Collected data entries:
>> Begin

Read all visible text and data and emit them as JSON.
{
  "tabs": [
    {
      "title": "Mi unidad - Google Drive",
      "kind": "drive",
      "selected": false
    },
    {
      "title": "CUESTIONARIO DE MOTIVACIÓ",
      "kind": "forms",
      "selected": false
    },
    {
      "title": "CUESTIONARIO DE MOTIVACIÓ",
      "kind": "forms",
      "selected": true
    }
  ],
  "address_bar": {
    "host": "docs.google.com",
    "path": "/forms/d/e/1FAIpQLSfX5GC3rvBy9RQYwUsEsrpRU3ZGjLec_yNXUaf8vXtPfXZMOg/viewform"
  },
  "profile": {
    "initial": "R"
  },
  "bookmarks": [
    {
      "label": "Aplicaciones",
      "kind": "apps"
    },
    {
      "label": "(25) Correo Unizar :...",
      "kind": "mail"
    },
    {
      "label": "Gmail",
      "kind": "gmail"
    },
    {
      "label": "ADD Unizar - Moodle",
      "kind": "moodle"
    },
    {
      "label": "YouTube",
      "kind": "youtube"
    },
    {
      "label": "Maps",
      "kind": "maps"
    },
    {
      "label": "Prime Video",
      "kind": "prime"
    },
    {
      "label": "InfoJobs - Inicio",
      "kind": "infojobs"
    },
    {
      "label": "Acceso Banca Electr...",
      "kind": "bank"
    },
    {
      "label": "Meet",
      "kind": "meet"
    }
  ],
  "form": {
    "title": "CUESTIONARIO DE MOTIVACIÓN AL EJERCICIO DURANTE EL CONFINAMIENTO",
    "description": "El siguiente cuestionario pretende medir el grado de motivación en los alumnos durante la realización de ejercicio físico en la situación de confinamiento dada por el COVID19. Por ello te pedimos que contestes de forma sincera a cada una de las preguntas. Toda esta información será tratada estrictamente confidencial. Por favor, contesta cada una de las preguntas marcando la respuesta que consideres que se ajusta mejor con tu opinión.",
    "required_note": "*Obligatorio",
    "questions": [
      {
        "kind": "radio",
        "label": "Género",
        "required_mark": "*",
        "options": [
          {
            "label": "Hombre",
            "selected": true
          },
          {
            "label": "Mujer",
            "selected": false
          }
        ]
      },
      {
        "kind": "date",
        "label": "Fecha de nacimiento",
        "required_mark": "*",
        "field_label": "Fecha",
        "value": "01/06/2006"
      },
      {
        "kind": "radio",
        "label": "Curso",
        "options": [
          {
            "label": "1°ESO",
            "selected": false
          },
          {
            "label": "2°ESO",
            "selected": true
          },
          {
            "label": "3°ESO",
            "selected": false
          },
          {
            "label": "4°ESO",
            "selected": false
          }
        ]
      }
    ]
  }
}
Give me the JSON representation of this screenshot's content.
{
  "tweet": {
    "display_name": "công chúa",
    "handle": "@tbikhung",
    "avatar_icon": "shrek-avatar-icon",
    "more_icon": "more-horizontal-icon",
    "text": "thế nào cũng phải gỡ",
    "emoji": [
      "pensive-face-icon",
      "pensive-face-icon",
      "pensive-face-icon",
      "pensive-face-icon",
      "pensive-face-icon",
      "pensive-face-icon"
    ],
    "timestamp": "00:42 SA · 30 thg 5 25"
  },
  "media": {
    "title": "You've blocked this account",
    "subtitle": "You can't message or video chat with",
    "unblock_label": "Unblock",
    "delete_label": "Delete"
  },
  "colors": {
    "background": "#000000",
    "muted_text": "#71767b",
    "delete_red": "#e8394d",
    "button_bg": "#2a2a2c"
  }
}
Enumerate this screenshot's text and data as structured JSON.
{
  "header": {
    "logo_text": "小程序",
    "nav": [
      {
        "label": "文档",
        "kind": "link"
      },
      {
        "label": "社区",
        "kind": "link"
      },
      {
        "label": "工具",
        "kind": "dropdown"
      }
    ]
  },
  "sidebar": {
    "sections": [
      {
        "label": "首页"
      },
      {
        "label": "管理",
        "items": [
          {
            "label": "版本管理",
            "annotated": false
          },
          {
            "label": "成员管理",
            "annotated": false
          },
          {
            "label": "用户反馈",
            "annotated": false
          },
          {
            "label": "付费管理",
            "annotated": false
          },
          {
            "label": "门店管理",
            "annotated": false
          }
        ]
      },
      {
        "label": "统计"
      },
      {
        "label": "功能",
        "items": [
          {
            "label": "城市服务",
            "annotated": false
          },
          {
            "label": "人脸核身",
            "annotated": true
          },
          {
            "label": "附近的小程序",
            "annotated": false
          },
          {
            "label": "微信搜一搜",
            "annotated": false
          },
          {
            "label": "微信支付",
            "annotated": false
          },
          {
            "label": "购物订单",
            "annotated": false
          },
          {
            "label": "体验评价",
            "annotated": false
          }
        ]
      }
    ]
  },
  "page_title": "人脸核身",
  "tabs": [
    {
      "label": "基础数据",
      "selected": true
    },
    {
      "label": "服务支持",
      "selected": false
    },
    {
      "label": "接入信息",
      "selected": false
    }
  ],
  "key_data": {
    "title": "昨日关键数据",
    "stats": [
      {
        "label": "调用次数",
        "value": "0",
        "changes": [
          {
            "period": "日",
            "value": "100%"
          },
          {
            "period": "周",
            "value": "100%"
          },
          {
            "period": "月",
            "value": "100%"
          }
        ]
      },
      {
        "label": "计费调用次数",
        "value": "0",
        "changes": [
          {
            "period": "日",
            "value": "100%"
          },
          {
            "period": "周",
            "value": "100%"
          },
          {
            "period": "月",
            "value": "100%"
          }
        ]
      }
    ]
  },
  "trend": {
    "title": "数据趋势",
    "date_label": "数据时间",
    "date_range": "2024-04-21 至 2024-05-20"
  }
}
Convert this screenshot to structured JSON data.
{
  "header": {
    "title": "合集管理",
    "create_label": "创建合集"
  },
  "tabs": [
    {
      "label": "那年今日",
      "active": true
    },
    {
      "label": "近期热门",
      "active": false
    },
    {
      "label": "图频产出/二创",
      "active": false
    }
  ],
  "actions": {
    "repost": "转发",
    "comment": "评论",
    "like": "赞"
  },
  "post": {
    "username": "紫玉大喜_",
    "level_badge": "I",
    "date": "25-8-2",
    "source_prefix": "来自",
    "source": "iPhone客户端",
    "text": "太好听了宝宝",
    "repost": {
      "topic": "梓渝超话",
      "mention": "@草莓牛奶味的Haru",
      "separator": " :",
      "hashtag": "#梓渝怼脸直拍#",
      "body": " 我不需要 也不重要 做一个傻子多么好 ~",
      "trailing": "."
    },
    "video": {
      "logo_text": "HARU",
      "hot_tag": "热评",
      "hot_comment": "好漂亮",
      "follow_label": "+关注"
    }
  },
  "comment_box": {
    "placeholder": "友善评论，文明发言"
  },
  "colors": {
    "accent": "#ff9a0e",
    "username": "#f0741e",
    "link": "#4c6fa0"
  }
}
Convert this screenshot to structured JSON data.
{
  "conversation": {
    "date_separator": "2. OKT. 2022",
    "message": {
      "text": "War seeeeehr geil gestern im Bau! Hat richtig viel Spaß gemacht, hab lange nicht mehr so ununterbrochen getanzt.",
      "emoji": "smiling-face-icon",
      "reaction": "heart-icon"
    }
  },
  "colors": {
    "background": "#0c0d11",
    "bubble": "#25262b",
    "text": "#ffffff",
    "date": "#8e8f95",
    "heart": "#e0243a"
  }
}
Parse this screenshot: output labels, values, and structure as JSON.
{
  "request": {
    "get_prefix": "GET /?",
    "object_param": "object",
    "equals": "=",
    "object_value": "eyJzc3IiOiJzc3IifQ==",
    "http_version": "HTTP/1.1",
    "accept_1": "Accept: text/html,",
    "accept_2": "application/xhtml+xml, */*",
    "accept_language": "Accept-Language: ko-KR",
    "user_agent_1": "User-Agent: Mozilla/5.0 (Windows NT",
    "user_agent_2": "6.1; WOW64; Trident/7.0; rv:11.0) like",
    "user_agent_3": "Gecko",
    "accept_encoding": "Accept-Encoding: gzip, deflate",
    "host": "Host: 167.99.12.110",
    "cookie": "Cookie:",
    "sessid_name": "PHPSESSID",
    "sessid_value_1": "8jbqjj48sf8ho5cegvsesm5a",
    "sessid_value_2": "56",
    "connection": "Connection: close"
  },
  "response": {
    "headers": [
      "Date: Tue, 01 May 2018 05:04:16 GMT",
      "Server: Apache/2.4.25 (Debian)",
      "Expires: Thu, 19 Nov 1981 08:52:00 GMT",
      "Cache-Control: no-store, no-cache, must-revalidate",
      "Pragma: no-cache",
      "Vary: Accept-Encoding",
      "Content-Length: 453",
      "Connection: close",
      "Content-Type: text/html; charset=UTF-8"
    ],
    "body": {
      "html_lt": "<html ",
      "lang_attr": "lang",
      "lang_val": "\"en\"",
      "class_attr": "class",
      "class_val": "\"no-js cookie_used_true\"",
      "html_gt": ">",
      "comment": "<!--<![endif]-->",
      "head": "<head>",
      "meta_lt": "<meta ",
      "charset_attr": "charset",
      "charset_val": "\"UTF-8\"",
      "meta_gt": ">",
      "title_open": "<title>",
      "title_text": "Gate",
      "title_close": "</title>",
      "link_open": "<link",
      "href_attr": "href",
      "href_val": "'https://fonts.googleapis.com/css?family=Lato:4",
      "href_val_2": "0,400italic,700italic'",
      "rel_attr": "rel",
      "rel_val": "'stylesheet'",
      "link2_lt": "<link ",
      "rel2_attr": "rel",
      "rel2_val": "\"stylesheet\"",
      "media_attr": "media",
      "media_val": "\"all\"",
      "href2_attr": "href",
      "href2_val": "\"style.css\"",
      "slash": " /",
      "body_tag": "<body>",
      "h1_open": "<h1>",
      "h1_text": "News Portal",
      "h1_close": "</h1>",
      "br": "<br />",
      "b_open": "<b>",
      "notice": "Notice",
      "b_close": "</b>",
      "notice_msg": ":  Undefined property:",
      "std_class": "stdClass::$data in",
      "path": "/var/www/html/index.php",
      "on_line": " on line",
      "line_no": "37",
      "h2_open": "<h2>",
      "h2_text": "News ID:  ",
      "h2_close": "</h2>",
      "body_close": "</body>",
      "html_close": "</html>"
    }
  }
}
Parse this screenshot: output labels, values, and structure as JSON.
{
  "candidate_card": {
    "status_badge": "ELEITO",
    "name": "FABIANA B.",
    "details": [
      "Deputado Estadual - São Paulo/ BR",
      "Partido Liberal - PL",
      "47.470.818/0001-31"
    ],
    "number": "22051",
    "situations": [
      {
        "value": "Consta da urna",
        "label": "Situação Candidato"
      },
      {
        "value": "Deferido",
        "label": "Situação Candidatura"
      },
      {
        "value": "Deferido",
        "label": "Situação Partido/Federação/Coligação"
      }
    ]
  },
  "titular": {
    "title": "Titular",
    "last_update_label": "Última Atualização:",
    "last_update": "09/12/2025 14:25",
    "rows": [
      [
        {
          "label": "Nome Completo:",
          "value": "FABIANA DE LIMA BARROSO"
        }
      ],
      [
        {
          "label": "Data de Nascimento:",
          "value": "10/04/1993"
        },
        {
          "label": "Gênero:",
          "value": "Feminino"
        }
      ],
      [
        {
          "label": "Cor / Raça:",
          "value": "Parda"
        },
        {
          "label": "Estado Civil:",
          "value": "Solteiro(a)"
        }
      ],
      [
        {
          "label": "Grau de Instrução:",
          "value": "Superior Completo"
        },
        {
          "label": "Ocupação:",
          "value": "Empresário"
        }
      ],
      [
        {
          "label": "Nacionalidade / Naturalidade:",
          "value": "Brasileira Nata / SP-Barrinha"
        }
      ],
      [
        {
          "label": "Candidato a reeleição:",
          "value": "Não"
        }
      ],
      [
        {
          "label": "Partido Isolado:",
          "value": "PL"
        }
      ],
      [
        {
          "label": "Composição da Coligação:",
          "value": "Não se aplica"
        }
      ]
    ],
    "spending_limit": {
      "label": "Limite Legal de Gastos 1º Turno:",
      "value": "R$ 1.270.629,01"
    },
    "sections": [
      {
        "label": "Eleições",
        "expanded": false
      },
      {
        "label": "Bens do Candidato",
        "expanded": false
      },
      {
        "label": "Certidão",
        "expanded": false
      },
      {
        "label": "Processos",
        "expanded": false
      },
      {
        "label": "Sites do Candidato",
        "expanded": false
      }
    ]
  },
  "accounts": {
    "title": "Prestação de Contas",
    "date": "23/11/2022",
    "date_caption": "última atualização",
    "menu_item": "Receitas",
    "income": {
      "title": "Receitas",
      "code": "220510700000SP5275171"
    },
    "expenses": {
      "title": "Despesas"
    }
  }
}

>> End

**What you are asked to do**
Find how many lines of the entries contain "host". Respond with the number only.

**The answer**
2